= Dataset items =
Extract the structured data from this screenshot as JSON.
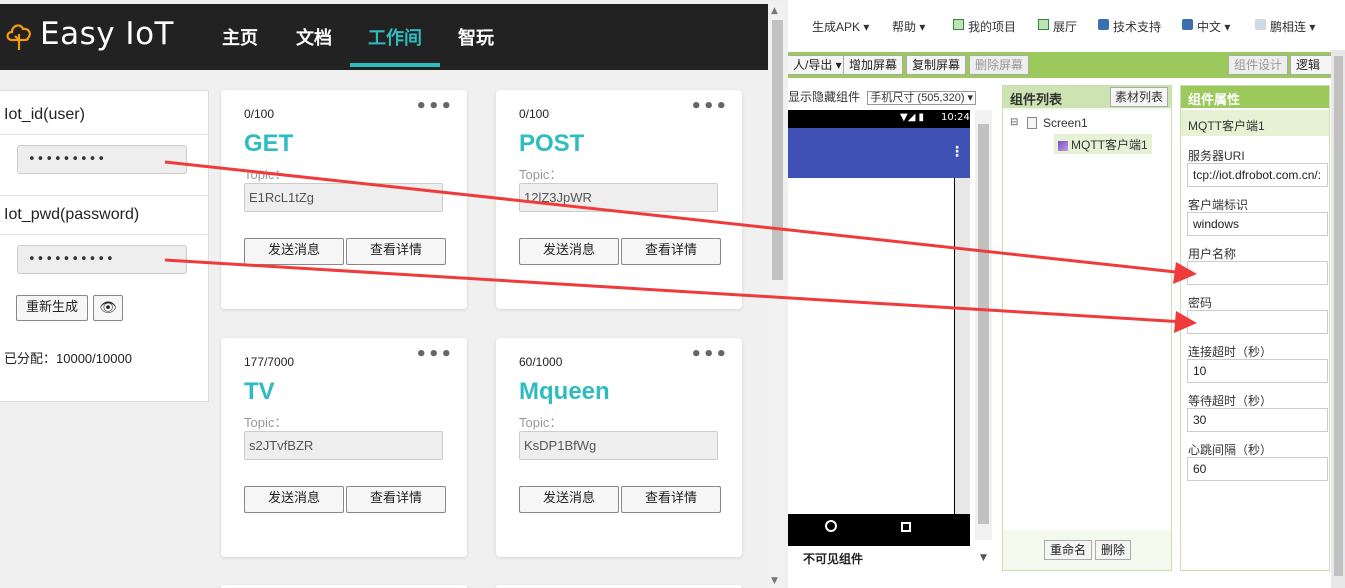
{
  "easyiot": {
    "brand": "Easy IoT",
    "nav": [
      "主页",
      "文档",
      "工作间",
      "智玩"
    ],
    "active_nav": "工作间",
    "accent": "#2fbcc0",
    "credentials": {
      "iot_id_label": "Iot_id(user)",
      "iot_id_value": "•••••••••",
      "iot_pwd_label": "Iot_pwd(password)",
      "iot_pwd_value": "••••••••••",
      "regen_label": "重新生成",
      "eye_icon": "eye-icon",
      "allocated_label": "已分配：",
      "allocated_value": "10000/10000"
    },
    "cards": [
      {
        "count": "0/100",
        "title": "GET",
        "topic_label": "Topic：",
        "topic": "E1RcL1tZg",
        "send": "发送消息",
        "detail": "查看详情"
      },
      {
        "count": "0/100",
        "title": "POST",
        "topic_label": "Topic：",
        "topic": "12lZ3JpWR",
        "send": "发送消息",
        "detail": "查看详情"
      },
      {
        "count": "177/7000",
        "title": "TV",
        "topic_label": "Topic：",
        "topic": "s2JTvfBZR",
        "send": "发送消息",
        "detail": "查看详情"
      },
      {
        "count": "60/1000",
        "title": "Mqueen",
        "topic_label": "Topic：",
        "topic": "KsDP1BfWg",
        "send": "发送消息",
        "detail": "查看详情"
      }
    ],
    "card_menu_icon": "more-dots-icon"
  },
  "appinventor": {
    "top_menu": [
      "生成APK ▾",
      "帮助 ▾",
      "我的项目",
      "展厅",
      "技术支持",
      "中文 ▾",
      "鹏相连 ▾"
    ],
    "toolbar": {
      "import_export": "人/导出 ▾",
      "add_screen": "增加屏幕",
      "copy_screen": "复制屏幕",
      "delete_screen": "删除屏幕",
      "designer": "组件设计",
      "blocks": "逻辑设"
    },
    "viewer": {
      "show_hidden": "显示隐藏组件",
      "size_select": "手机尺寸 (505,320) ▾",
      "status_time": "10:24",
      "invisible_label": "不可见组件"
    },
    "components": {
      "title": "组件列表",
      "assets_btn": "素材列表",
      "screen": "Screen1",
      "mqtt": "MQTT客户端1",
      "rename": "重命名",
      "delete": "删除"
    },
    "properties": {
      "title": "组件属性",
      "component": "MQTT客户端1",
      "fields": [
        {
          "label": "服务器URI",
          "value": "tcp://iot.dfrobot.com.cn/:"
        },
        {
          "label": "客户端标识",
          "value": "windows"
        },
        {
          "label": "用户名称",
          "value": ""
        },
        {
          "label": "密码",
          "value": ""
        },
        {
          "label": "连接超时（秒）",
          "value": "10"
        },
        {
          "label": "等待超时（秒）",
          "value": "30"
        },
        {
          "label": "心跳间隔（秒）",
          "value": "60"
        }
      ]
    },
    "accent_green": "#9bc95c",
    "arrow_color": "#ef3b3b"
  }
}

= Aim of the exercise =
Apart from the pictures, the entries above are to be repeated in full and exactly.

= Finished exercise =
Extract the structured data from this screenshot as JSON.
{
  "easyiot": {
    "brand": "Easy IoT",
    "nav": [
      "主页",
      "文档",
      "工作间",
      "智玩"
    ],
    "active_nav": "工作间",
    "accent": "#2fbcc0",
    "credentials": {
      "iot_id_label": "Iot_id(user)",
      "iot_id_value": "•••••••••",
      "iot_pwd_label": "Iot_pwd(password)",
      "iot_pwd_value": "••••••••••",
      "regen_label": "重新生成",
      "eye_icon": "eye-icon",
      "allocated_label": "已分配：",
      "allocated_value": "10000/10000"
    },
    "cards": [
      {
        "count": "0/100",
        "title": "GET",
        "topic_label": "Topic：",
        "topic": "E1RcL1tZg",
        "send": "发送消息",
        "detail": "查看详情"
      },
      {
        "count": "0/100",
        "title": "POST",
        "topic_label": "Topic：",
        "topic": "12lZ3JpWR",
        "send": "发送消息",
        "detail": "查看详情"
      },
      {
        "count": "177/7000",
        "title": "TV",
        "topic_label": "Topic：",
        "topic": "s2JTvfBZR",
        "send": "发送消息",
        "detail": "查看详情"
      },
      {
        "count": "60/1000",
        "title": "Mqueen",
        "topic_label": "Topic：",
        "topic": "KsDP1BfWg",
        "send": "发送消息",
        "detail": "查看详情"
      }
    ],
    "card_menu_icon": "more-dots-icon"
  },
  "appinventor": {
    "top_menu": [
      "生成APK ▾",
      "帮助 ▾",
      "我的项目",
      "展厅",
      "技术支持",
      "中文 ▾",
      "鹏相连 ▾"
    ],
    "toolbar": {
      "import_export": "人/导出 ▾",
      "add_screen": "增加屏幕",
      "copy_screen": "复制屏幕",
      "delete_screen": "删除屏幕",
      "designer": "组件设计",
      "blocks": "逻辑设"
    },
    "viewer": {
      "show_hidden": "显示隐藏组件",
      "size_select": "手机尺寸 (505,320) ▾",
      "status_time": "10:24",
      "invisible_label": "不可见组件"
    },
    "components": {
      "title": "组件列表",
      "assets_btn": "素材列表",
      "screen": "Screen1",
      "mqtt": "MQTT客户端1",
      "rename": "重命名",
      "delete": "删除"
    },
    "properties": {
      "title": "组件属性",
      "component": "MQTT客户端1",
      "fields": [
        {
          "label": "服务器URI",
          "value": "tcp://iot.dfrobot.com.cn/:"
        },
        {
          "label": "客户端标识",
          "value": "windows"
        },
        {
          "label": "用户名称",
          "value": ""
        },
        {
          "label": "密码",
          "value": ""
        },
        {
          "label": "连接超时（秒）",
          "value": "10"
        },
        {
          "label": "等待超时（秒）",
          "value": "30"
        },
        {
          "label": "心跳间隔（秒）",
          "value": "60"
        }
      ]
    },
    "accent_green": "#9bc95c",
    "arrow_color": "#ef3b3b"
  }
}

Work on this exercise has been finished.